_Required task_: Without the images, write out the whole listing exactly.

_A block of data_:
_ _ _ _

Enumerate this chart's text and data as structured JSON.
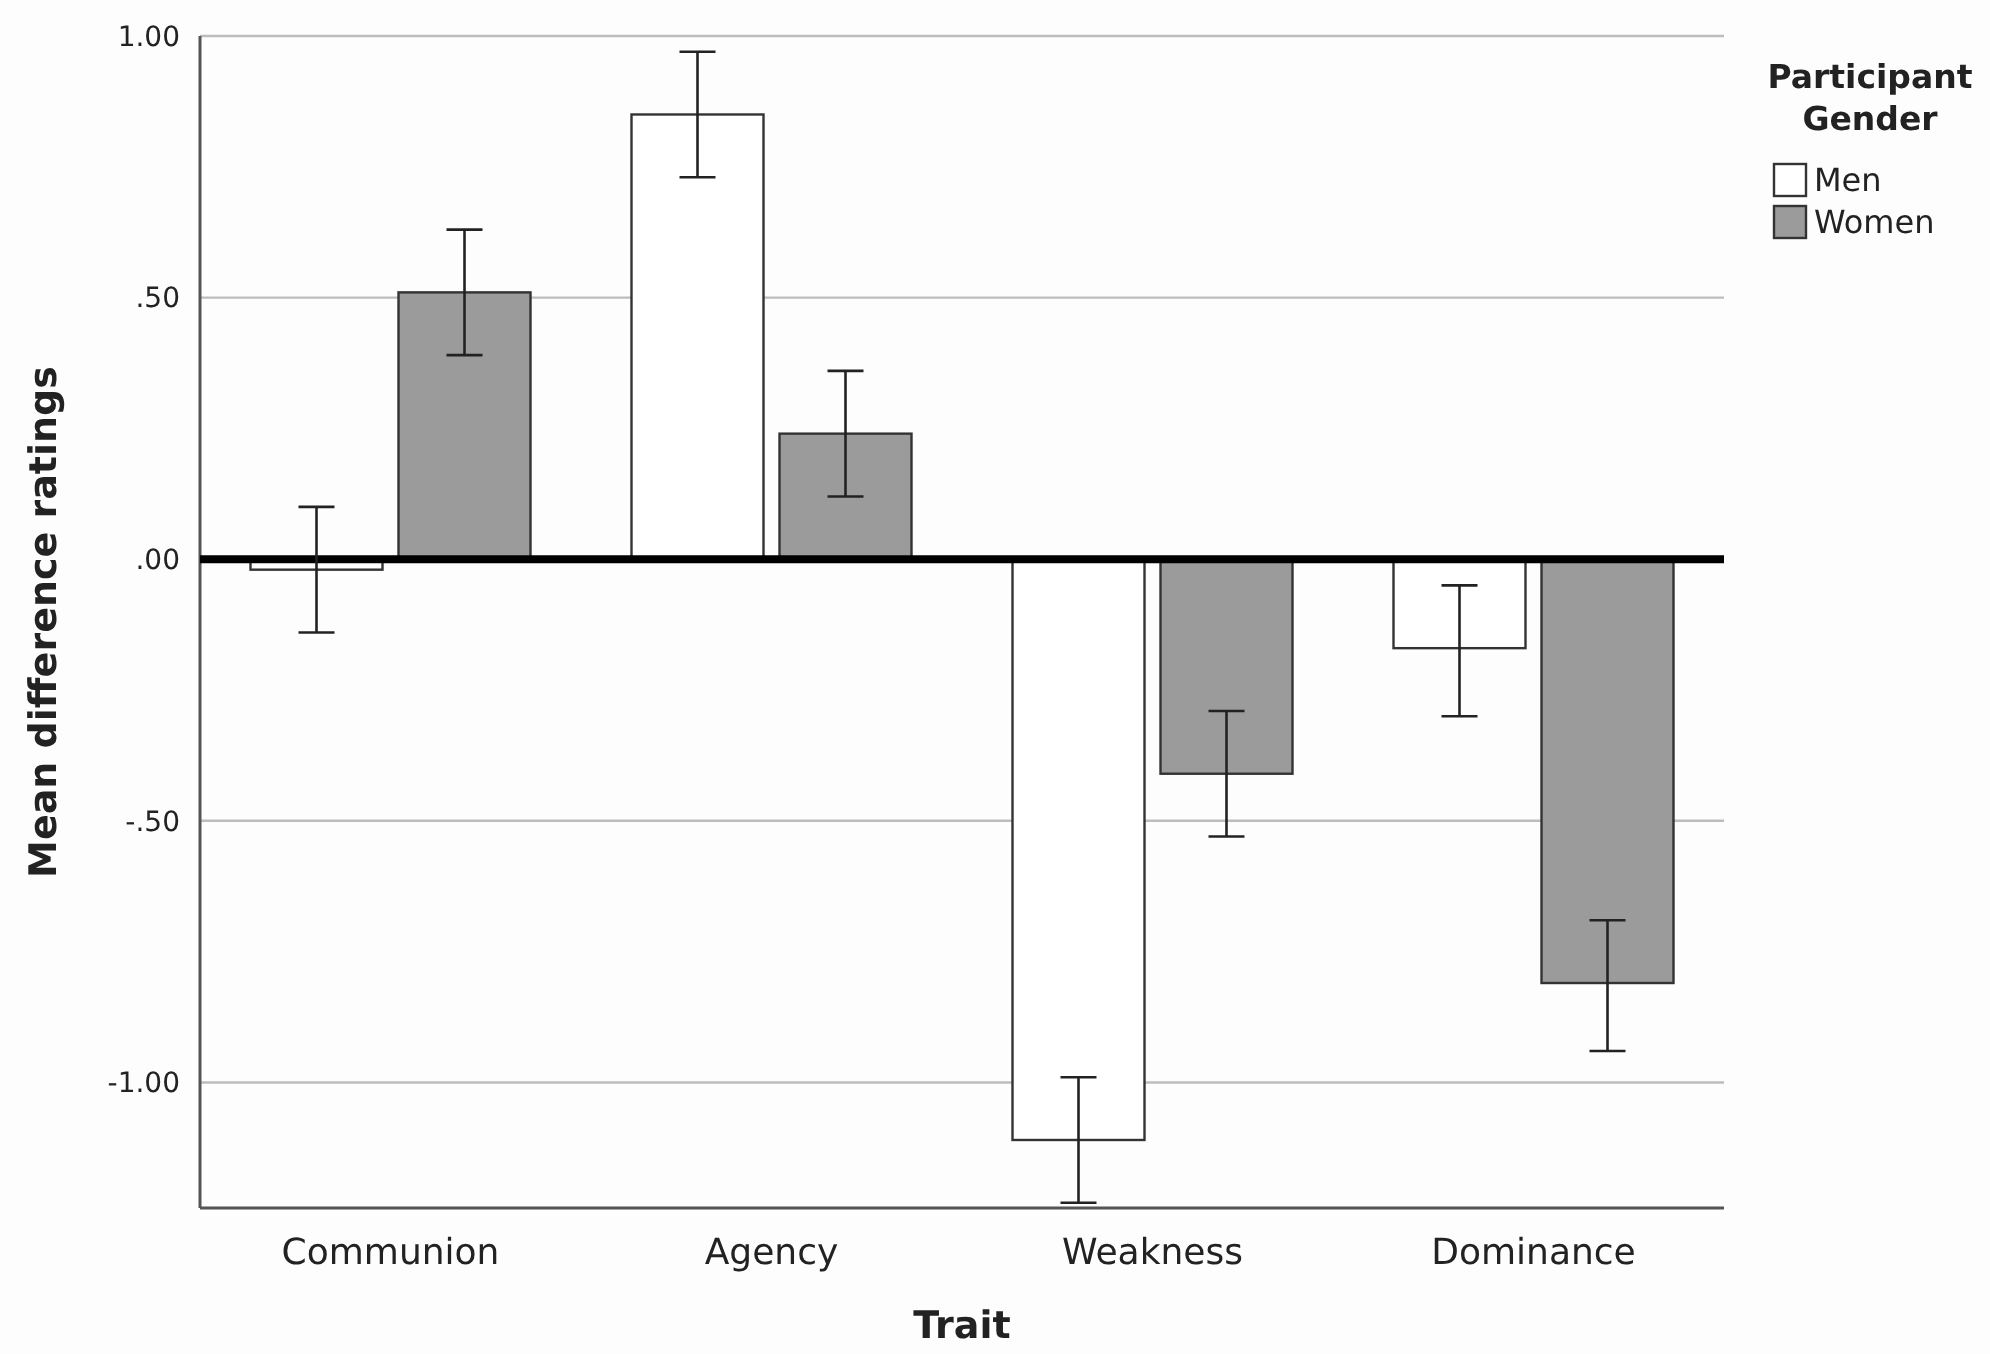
{
  "chart_data": {
    "type": "bar",
    "xlabel": "Trait",
    "ylabel": "Mean difference ratings",
    "legend_title": "Participant Gender",
    "categories": [
      "Communion",
      "Agency",
      "Weakness",
      "Dominance"
    ],
    "series": [
      {
        "name": "Men",
        "color": "#ffffff",
        "values": [
          -0.02,
          0.85,
          -1.11,
          -0.17
        ],
        "errors": [
          [
            -0.14,
            0.1
          ],
          [
            0.73,
            0.97
          ],
          [
            -1.23,
            -0.99
          ],
          [
            -0.3,
            -0.05
          ]
        ]
      },
      {
        "name": "Women",
        "color": "#9b9b9b",
        "values": [
          0.51,
          0.24,
          -0.41,
          -0.81
        ],
        "errors": [
          [
            0.39,
            0.63
          ],
          [
            0.12,
            0.36
          ],
          [
            -0.53,
            -0.29
          ],
          [
            -0.94,
            -0.69
          ]
        ]
      }
    ],
    "ylim": [
      -1.24,
      1.0
    ],
    "yticks": [
      {
        "value": -1,
        "label": "-1.00"
      },
      {
        "value": -0.5,
        "label": "-.50"
      },
      {
        "value": 0,
        "label": ".00"
      },
      {
        "value": 0.5,
        "label": ".50"
      },
      {
        "value": 1,
        "label": "1.00"
      }
    ],
    "ref_lines": [
      {
        "axis": "y",
        "value": 0,
        "color": "#000000"
      }
    ],
    "grid": "y",
    "legend": "top right"
  }
}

_ _ _ _

_Task result_:
Enumerate this chart's text and data as structured JSON.
{
  "chart_data": {
    "type": "bar",
    "xlabel": "Trait",
    "ylabel": "Mean difference ratings",
    "legend_title": "Participant Gender",
    "categories": [
      "Communion",
      "Agency",
      "Weakness",
      "Dominance"
    ],
    "series": [
      {
        "name": "Men",
        "color": "#ffffff",
        "values": [
          -0.02,
          0.85,
          -1.11,
          -0.17
        ],
        "errors": [
          [
            -0.14,
            0.1
          ],
          [
            0.73,
            0.97
          ],
          [
            -1.23,
            -0.99
          ],
          [
            -0.3,
            -0.05
          ]
        ]
      },
      {
        "name": "Women",
        "color": "#9b9b9b",
        "values": [
          0.51,
          0.24,
          -0.41,
          -0.81
        ],
        "errors": [
          [
            0.39,
            0.63
          ],
          [
            0.12,
            0.36
          ],
          [
            -0.53,
            -0.29
          ],
          [
            -0.94,
            -0.69
          ]
        ]
      }
    ],
    "ylim": [
      -1.24,
      1.0
    ],
    "yticks": [
      {
        "value": -1,
        "label": "-1.00"
      },
      {
        "value": -0.5,
        "label": "-.50"
      },
      {
        "value": 0,
        "label": ".00"
      },
      {
        "value": 0.5,
        "label": ".50"
      },
      {
        "value": 1,
        "label": "1.00"
      }
    ],
    "ref_lines": [
      {
        "axis": "y",
        "value": 0,
        "color": "#000000"
      }
    ],
    "grid": "y",
    "legend": "top right"
  }
}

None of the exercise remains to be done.